> **Raw data**
◆ ◆ ◆ ◆
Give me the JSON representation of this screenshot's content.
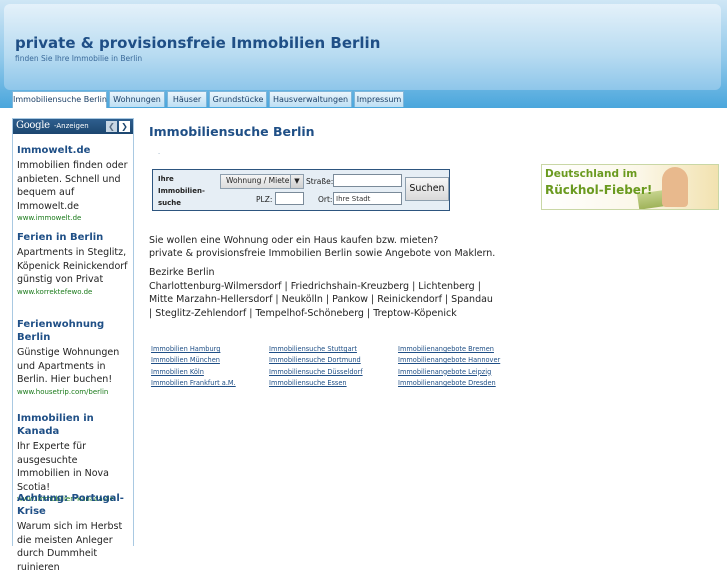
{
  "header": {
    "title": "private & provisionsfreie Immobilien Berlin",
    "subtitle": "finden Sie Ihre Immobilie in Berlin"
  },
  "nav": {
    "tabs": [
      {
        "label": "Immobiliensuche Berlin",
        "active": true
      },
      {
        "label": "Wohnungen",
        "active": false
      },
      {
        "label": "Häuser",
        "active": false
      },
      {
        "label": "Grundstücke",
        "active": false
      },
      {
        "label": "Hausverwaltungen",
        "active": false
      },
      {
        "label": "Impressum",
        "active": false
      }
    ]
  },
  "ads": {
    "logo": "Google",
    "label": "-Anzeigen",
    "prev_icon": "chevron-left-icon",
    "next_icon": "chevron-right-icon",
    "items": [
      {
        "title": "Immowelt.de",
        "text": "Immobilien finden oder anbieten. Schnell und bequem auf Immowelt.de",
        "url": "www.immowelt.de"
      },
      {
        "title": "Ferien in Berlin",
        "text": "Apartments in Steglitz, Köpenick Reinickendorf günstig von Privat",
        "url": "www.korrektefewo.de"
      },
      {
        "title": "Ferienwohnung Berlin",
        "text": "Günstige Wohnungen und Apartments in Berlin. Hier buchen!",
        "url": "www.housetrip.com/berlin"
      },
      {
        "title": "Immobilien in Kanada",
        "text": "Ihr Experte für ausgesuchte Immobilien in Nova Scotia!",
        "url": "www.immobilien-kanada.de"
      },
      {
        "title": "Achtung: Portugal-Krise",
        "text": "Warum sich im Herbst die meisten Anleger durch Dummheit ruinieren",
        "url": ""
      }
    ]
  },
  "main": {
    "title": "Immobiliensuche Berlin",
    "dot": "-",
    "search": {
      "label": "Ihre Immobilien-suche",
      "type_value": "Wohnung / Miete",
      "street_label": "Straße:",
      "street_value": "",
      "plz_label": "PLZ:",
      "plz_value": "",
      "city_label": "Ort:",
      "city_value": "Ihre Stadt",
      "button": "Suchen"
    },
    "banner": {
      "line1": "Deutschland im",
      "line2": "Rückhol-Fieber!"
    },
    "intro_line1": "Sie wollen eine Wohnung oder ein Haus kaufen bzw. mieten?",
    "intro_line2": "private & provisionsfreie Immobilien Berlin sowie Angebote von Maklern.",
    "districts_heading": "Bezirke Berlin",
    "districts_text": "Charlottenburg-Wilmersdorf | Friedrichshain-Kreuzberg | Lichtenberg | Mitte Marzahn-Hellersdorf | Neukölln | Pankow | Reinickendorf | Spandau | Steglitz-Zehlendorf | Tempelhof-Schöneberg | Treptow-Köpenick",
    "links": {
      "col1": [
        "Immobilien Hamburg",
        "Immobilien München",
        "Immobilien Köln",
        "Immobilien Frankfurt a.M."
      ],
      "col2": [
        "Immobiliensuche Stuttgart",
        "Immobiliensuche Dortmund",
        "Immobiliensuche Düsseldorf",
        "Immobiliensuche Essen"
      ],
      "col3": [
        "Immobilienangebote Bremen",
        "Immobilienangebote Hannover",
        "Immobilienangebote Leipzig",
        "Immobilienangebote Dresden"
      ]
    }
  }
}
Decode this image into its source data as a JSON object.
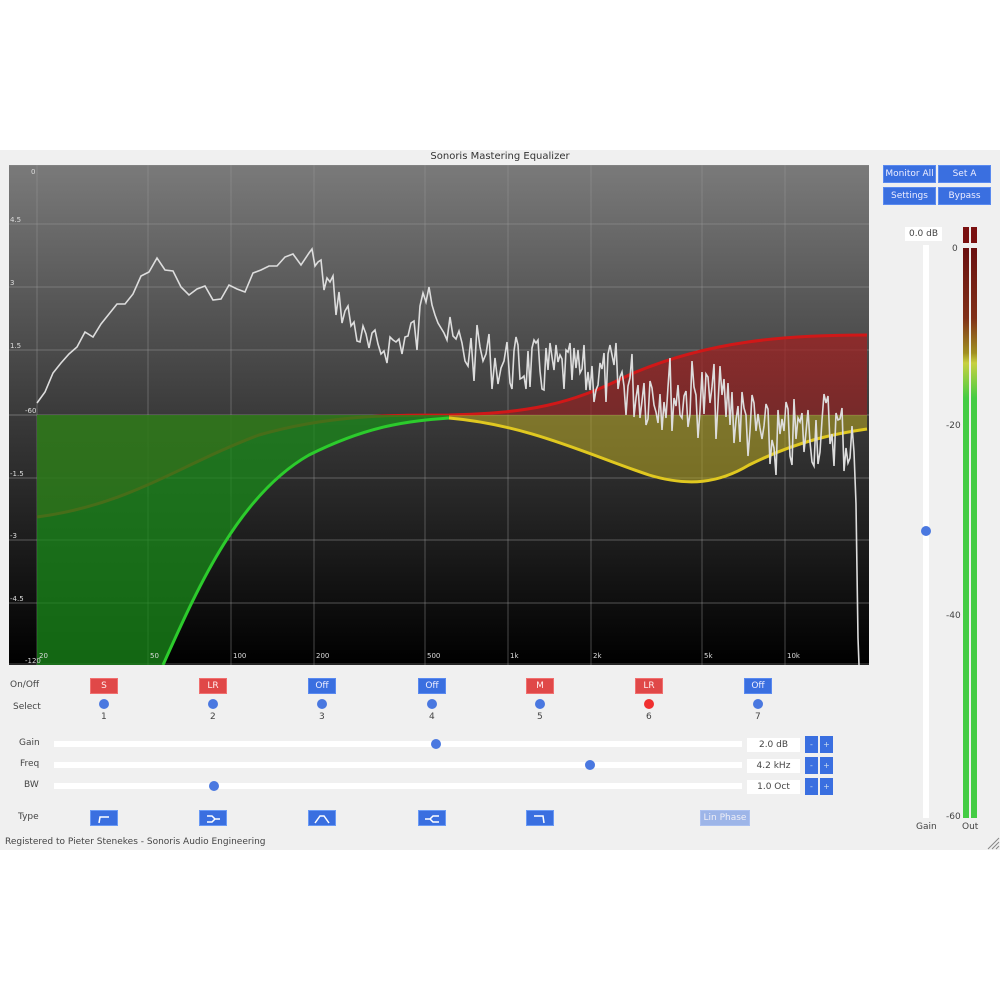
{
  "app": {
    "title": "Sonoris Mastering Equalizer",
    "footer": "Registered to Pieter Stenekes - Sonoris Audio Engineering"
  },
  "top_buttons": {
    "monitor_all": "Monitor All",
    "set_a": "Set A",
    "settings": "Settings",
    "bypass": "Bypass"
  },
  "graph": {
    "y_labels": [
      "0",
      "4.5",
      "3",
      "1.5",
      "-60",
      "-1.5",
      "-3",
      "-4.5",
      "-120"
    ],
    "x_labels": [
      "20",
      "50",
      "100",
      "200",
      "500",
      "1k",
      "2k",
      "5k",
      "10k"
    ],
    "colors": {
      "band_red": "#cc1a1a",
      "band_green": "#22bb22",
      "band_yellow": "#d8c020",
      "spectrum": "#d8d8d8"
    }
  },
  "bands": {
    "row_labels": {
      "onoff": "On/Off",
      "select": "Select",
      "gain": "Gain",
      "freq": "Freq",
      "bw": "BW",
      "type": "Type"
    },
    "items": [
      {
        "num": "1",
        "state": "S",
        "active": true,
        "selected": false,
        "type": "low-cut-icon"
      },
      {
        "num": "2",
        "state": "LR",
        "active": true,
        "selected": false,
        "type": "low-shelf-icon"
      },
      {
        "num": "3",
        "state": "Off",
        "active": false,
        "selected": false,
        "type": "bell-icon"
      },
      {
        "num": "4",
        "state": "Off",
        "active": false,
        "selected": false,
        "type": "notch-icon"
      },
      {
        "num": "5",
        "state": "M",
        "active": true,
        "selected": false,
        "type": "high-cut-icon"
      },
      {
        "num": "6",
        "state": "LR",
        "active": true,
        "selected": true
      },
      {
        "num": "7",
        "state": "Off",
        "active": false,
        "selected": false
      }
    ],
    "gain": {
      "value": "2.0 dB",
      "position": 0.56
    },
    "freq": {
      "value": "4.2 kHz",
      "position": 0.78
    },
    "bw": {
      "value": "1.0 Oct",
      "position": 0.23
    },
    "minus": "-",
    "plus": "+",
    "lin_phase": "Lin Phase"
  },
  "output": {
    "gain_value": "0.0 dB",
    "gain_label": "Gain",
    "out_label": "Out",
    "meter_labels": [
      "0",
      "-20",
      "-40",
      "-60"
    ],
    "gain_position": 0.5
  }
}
◆ ◆ ◆ ◆
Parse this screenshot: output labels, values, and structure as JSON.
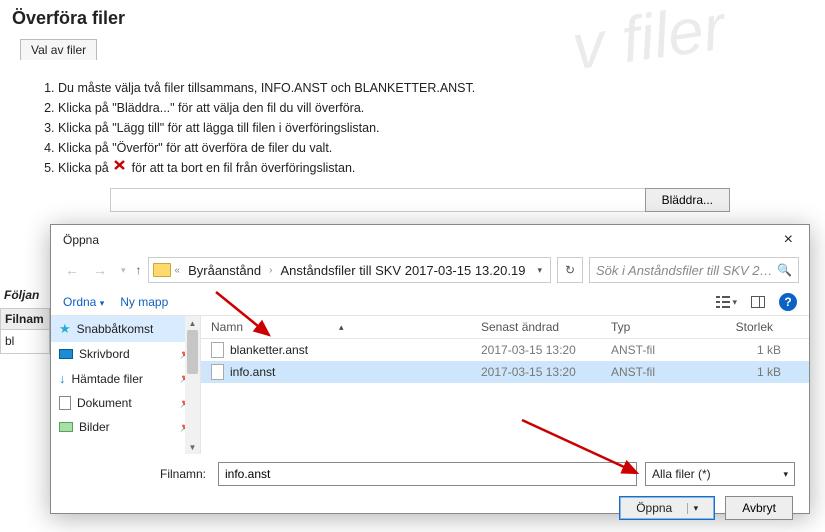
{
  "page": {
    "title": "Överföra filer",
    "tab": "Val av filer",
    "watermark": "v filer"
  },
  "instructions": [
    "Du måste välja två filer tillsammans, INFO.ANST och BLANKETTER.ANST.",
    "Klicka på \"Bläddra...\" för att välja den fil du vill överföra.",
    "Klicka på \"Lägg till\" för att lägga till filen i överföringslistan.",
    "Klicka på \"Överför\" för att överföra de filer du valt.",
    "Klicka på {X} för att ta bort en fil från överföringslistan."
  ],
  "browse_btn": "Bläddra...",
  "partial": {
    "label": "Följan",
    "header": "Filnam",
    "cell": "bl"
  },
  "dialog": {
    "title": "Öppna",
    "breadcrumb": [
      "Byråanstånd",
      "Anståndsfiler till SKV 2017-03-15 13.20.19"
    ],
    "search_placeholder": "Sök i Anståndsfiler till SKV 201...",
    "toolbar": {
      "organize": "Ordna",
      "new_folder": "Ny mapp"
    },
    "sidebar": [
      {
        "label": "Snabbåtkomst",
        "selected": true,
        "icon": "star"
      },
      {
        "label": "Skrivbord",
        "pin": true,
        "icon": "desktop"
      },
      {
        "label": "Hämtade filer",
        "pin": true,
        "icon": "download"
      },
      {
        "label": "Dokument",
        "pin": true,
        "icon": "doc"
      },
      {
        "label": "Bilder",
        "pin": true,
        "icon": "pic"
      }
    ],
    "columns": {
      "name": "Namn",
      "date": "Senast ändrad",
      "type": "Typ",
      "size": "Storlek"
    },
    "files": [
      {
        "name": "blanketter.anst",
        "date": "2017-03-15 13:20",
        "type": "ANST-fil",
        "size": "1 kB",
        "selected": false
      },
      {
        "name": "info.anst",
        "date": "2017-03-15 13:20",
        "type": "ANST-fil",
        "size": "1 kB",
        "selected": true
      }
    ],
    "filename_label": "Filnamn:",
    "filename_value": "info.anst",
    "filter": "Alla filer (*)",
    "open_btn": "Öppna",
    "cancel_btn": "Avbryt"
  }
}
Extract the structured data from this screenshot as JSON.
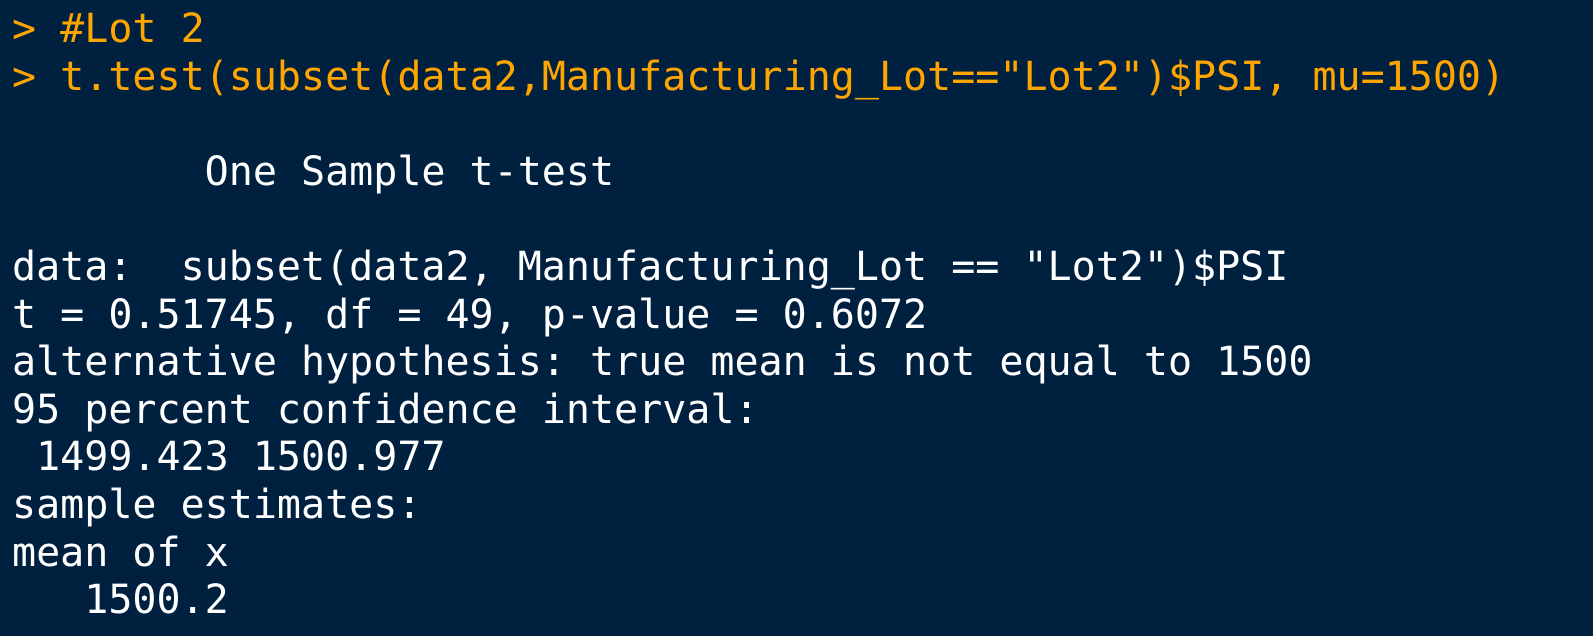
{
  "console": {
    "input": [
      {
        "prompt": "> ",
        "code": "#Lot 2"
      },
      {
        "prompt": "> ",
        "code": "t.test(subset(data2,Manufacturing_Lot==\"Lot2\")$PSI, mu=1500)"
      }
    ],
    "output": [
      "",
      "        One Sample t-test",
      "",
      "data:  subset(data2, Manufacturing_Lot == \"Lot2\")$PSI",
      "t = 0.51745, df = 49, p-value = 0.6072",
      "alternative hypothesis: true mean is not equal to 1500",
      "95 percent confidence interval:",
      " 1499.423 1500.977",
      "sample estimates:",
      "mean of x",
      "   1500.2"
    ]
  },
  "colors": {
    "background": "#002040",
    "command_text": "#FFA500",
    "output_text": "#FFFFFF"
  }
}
◆ ◆ ◆ ◆
> **Written exercise**
Where a line contains the string "private", extract that line.

> **Worked answer**
    "title": "private & provisionsfreie Immobilien Berlin",
    "intro_line2": "private & provisionsfreie Immobilien Berlin sowie Angebote von Maklern.",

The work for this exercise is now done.